=== Challenge ===
Everything in the data should be repeated exactly, save for the images.

=== Records to process ===

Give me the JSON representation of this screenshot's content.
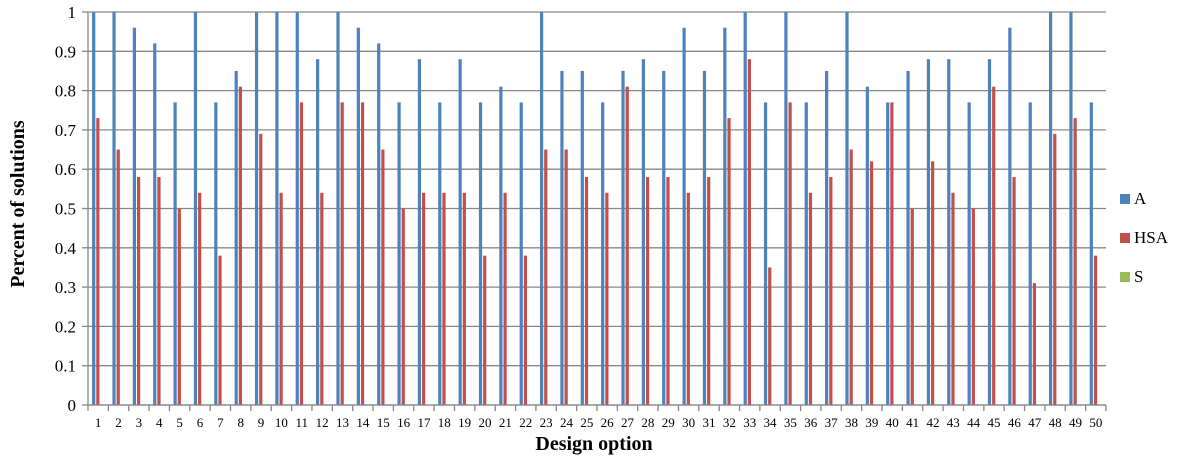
{
  "chart_data": {
    "type": "bar",
    "title": "",
    "xlabel": "Design option",
    "ylabel": "Percent of solutions",
    "ylim": [
      0,
      1
    ],
    "yticks": [
      "0",
      "0.1",
      "0.2",
      "0.3",
      "0.4",
      "0.5",
      "0.6",
      "0.7",
      "0.8",
      "0.9",
      "1"
    ],
    "grid": true,
    "legend_position": "right",
    "categories": [
      "1",
      "2",
      "3",
      "4",
      "5",
      "6",
      "7",
      "8",
      "9",
      "10",
      "11",
      "12",
      "13",
      "14",
      "15",
      "16",
      "17",
      "18",
      "19",
      "20",
      "21",
      "22",
      "23",
      "24",
      "25",
      "26",
      "27",
      "28",
      "29",
      "30",
      "31",
      "32",
      "33",
      "34",
      "35",
      "36",
      "37",
      "38",
      "39",
      "40",
      "41",
      "42",
      "43",
      "44",
      "45",
      "46",
      "47",
      "48",
      "49",
      "50"
    ],
    "series": [
      {
        "name": "A",
        "color": "#4F81BD",
        "values": [
          1.0,
          1.0,
          0.96,
          0.92,
          0.77,
          1.0,
          0.77,
          0.85,
          1.0,
          1.0,
          1.0,
          0.88,
          1.0,
          0.96,
          0.92,
          0.77,
          0.88,
          0.77,
          0.88,
          0.77,
          0.81,
          0.77,
          1.0,
          0.85,
          0.85,
          0.77,
          0.85,
          0.88,
          0.85,
          0.96,
          0.85,
          0.96,
          1.0,
          0.77,
          1.0,
          0.77,
          0.85,
          1.0,
          0.81,
          0.77,
          0.85,
          0.88,
          0.88,
          0.77,
          0.88,
          0.96,
          0.77,
          1.0,
          1.0,
          0.77
        ]
      },
      {
        "name": "HSA",
        "color": "#C0504D",
        "values": [
          0.73,
          0.65,
          0.58,
          0.58,
          0.5,
          0.54,
          0.38,
          0.81,
          0.69,
          0.54,
          0.77,
          0.54,
          0.77,
          0.77,
          0.65,
          0.5,
          0.54,
          0.54,
          0.54,
          0.38,
          0.54,
          0.38,
          0.65,
          0.65,
          0.58,
          0.54,
          0.81,
          0.58,
          0.58,
          0.54,
          0.58,
          0.73,
          0.88,
          0.35,
          0.77,
          0.54,
          0.58,
          0.65,
          0.62,
          0.77,
          0.5,
          0.62,
          0.54,
          0.5,
          0.81,
          0.58,
          0.31,
          0.69,
          0.73,
          0.38
        ]
      },
      {
        "name": "S",
        "color": "#9BBB59",
        "values": [
          0,
          0,
          0,
          0,
          0,
          0,
          0,
          0,
          0,
          0,
          0,
          0,
          0,
          0,
          0,
          0,
          0,
          0,
          0,
          0,
          0,
          0,
          0,
          0,
          0,
          0,
          0,
          0,
          0,
          0,
          0,
          0,
          0,
          0,
          0,
          0,
          0,
          0,
          0,
          0,
          0,
          0,
          0,
          0,
          0,
          0,
          0,
          0,
          0,
          0
        ]
      }
    ]
  }
}
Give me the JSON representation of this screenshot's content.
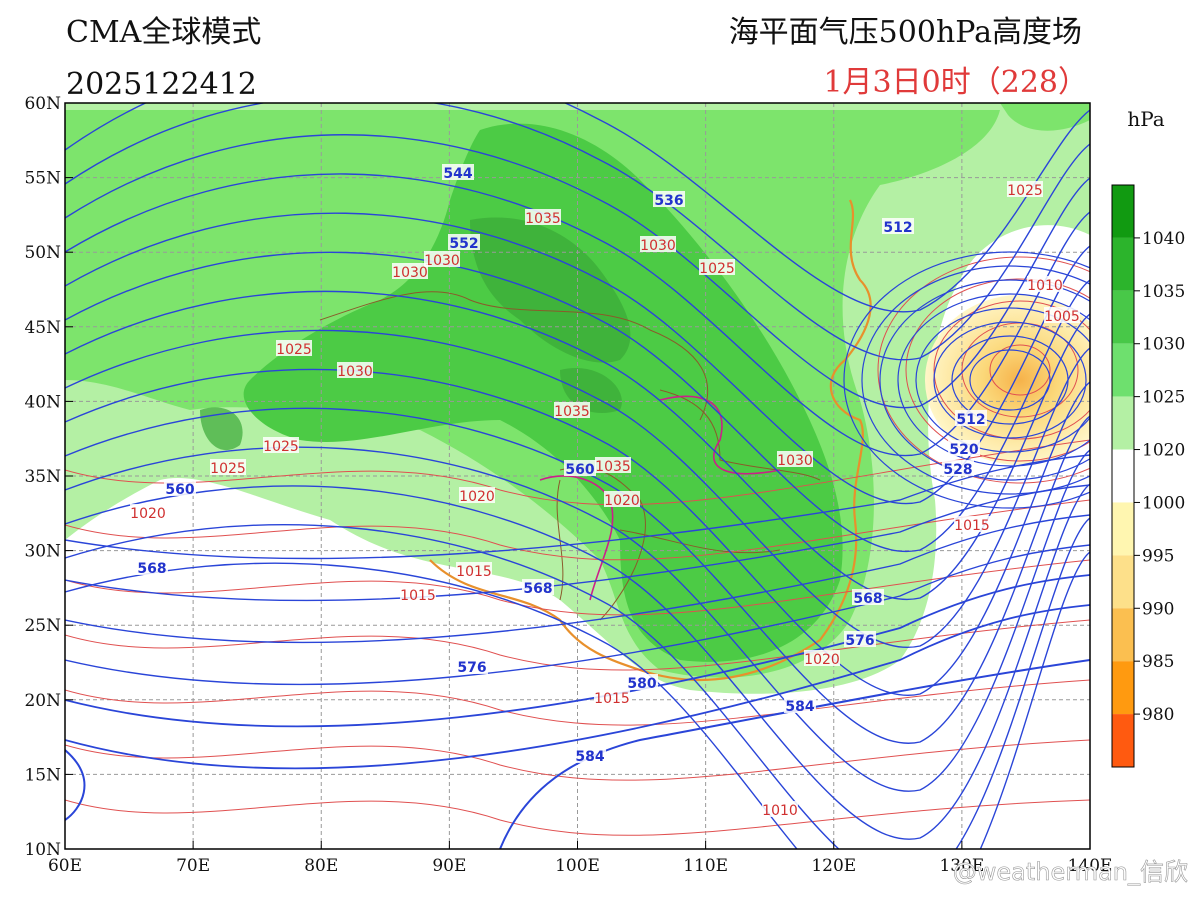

=== Full answer ===
Give me the JSON representation of this screenshot's content.
{
  "chart_data": {
    "type": "bar",
    "title": "",
    "xlabel": "Design option",
    "ylabel": "Percent of solutions",
    "ylim": [
      0,
      1
    ],
    "yticks": [
      "0",
      "0.1",
      "0.2",
      "0.3",
      "0.4",
      "0.5",
      "0.6",
      "0.7",
      "0.8",
      "0.9",
      "1"
    ],
    "grid": true,
    "legend_position": "right",
    "categories": [
      "1",
      "2",
      "3",
      "4",
      "5",
      "6",
      "7",
      "8",
      "9",
      "10",
      "11",
      "12",
      "13",
      "14",
      "15",
      "16",
      "17",
      "18",
      "19",
      "20",
      "21",
      "22",
      "23",
      "24",
      "25",
      "26",
      "27",
      "28",
      "29",
      "30",
      "31",
      "32",
      "33",
      "34",
      "35",
      "36",
      "37",
      "38",
      "39",
      "40",
      "41",
      "42",
      "43",
      "44",
      "45",
      "46",
      "47",
      "48",
      "49",
      "50"
    ],
    "series": [
      {
        "name": "A",
        "color": "#4F81BD",
        "values": [
          1.0,
          1.0,
          0.96,
          0.92,
          0.77,
          1.0,
          0.77,
          0.85,
          1.0,
          1.0,
          1.0,
          0.88,
          1.0,
          0.96,
          0.92,
          0.77,
          0.88,
          0.77,
          0.88,
          0.77,
          0.81,
          0.77,
          1.0,
          0.85,
          0.85,
          0.77,
          0.85,
          0.88,
          0.85,
          0.96,
          0.85,
          0.96,
          1.0,
          0.77,
          1.0,
          0.77,
          0.85,
          1.0,
          0.81,
          0.77,
          0.85,
          0.88,
          0.88,
          0.77,
          0.88,
          0.96,
          0.77,
          1.0,
          1.0,
          0.77
        ]
      },
      {
        "name": "HSA",
        "color": "#C0504D",
        "values": [
          0.73,
          0.65,
          0.58,
          0.58,
          0.5,
          0.54,
          0.38,
          0.81,
          0.69,
          0.54,
          0.77,
          0.54,
          0.77,
          0.77,
          0.65,
          0.5,
          0.54,
          0.54,
          0.54,
          0.38,
          0.54,
          0.38,
          0.65,
          0.65,
          0.58,
          0.54,
          0.81,
          0.58,
          0.58,
          0.54,
          0.58,
          0.73,
          0.88,
          0.35,
          0.77,
          0.54,
          0.58,
          0.65,
          0.62,
          0.77,
          0.5,
          0.62,
          0.54,
          0.5,
          0.81,
          0.58,
          0.31,
          0.69,
          0.73,
          0.38
        ]
      },
      {
        "name": "S",
        "color": "#9BBB59",
        "values": [
          0,
          0,
          0,
          0,
          0,
          0,
          0,
          0,
          0,
          0,
          0,
          0,
          0,
          0,
          0,
          0,
          0,
          0,
          0,
          0,
          0,
          0,
          0,
          0,
          0,
          0,
          0,
          0,
          0,
          0,
          0,
          0,
          0,
          0,
          0,
          0,
          0,
          0,
          0,
          0,
          0,
          0,
          0,
          0,
          0,
          0,
          0,
          0,
          0,
          0
        ]
      }
    ]
  }
}
Give me the JSON representation of this screenshot's content.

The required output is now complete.